[INPUT ROWS]:
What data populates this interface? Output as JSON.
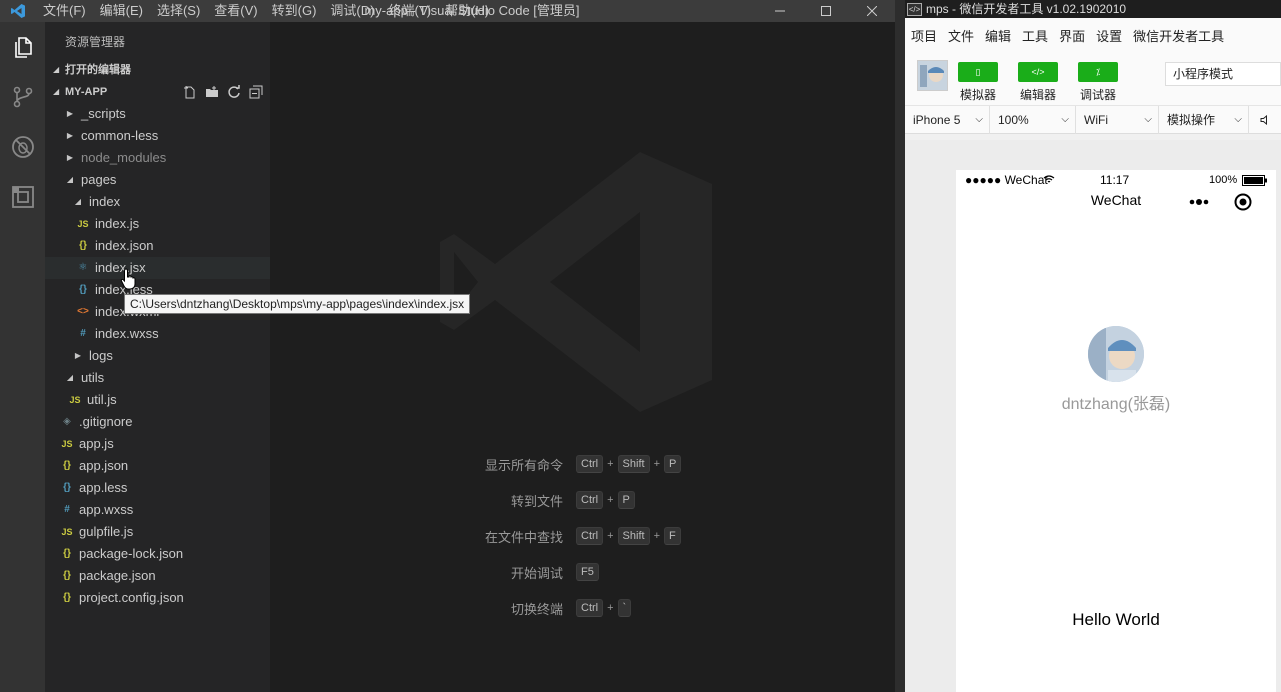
{
  "vscode": {
    "menu": [
      "文件(F)",
      "编辑(E)",
      "选择(S)",
      "查看(V)",
      "转到(G)",
      "调试(D)",
      "终端(T)",
      "帮助(H)"
    ],
    "title": "my-app - Visual Studio Code [管理员]",
    "explorer_title": "资源管理器",
    "open_editors": "打开的编辑器",
    "project": "MY-APP",
    "tree": {
      "scripts": "_scripts",
      "common_less": "common-less",
      "node_modules": "node_modules",
      "pages": "pages",
      "index": "index",
      "index_js": "index.js",
      "index_json": "index.json",
      "index_jsx": "index.jsx",
      "index_less": "index.less",
      "index_wxml": "index.wxml",
      "index_wxss": "index.wxss",
      "logs": "logs",
      "utils": "utils",
      "util_js": "util.js",
      "gitignore": ".gitignore",
      "app_js": "app.js",
      "app_json": "app.json",
      "app_less": "app.less",
      "app_wxss": "app.wxss",
      "gulpfile": "gulpfile.js",
      "package_lock": "package-lock.json",
      "package_json": "package.json",
      "project_config": "project.config.json"
    },
    "tooltip": "C:\\Users\\dntzhang\\Desktop\\mps\\my-app\\pages\\index\\index.jsx",
    "shortcuts": [
      {
        "label": "显示所有命令",
        "keys": [
          "Ctrl",
          "Shift",
          "P"
        ]
      },
      {
        "label": "转到文件",
        "keys": [
          "Ctrl",
          "P"
        ]
      },
      {
        "label": "在文件中查找",
        "keys": [
          "Ctrl",
          "Shift",
          "F"
        ]
      },
      {
        "label": "开始调试",
        "keys": [
          "F5"
        ]
      },
      {
        "label": "切换终端",
        "keys": [
          "Ctrl",
          "`"
        ]
      }
    ]
  },
  "wechat": {
    "title": "mps - 微信开发者工具 v1.02.1902010",
    "menu": [
      "项目",
      "文件",
      "编辑",
      "工具",
      "界面",
      "设置",
      "微信开发者工具"
    ],
    "tools": {
      "simulator": "模拟器",
      "editor": "编辑器",
      "debugger": "调试器"
    },
    "mode": "小程序模式",
    "device": "iPhone 5",
    "zoom": "100%",
    "network": "WiFi",
    "sim_op": "模拟操作",
    "phone": {
      "carrier": "●●●●● WeChat",
      "time": "11:17",
      "battery": "100%",
      "nav_title": "WeChat",
      "username": "dntzhang(张磊)",
      "hello": "Hello World"
    }
  }
}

[YOUR TASK]: Reproduce each line holding the word "index".

[RESULT OF THE EXERCISE]:
      "index": "index",
      "index_js": "index.js",
      "index_json": "index.json",
      "index_jsx": "index.jsx",
      "index_less": "index.less",
      "index_wxml": "index.wxml",
      "index_wxss": "index.wxss",
    "tooltip": "C:\\Users\\dntzhang\\Desktop\\mps\\my-app\\pages\\index\\index.jsx",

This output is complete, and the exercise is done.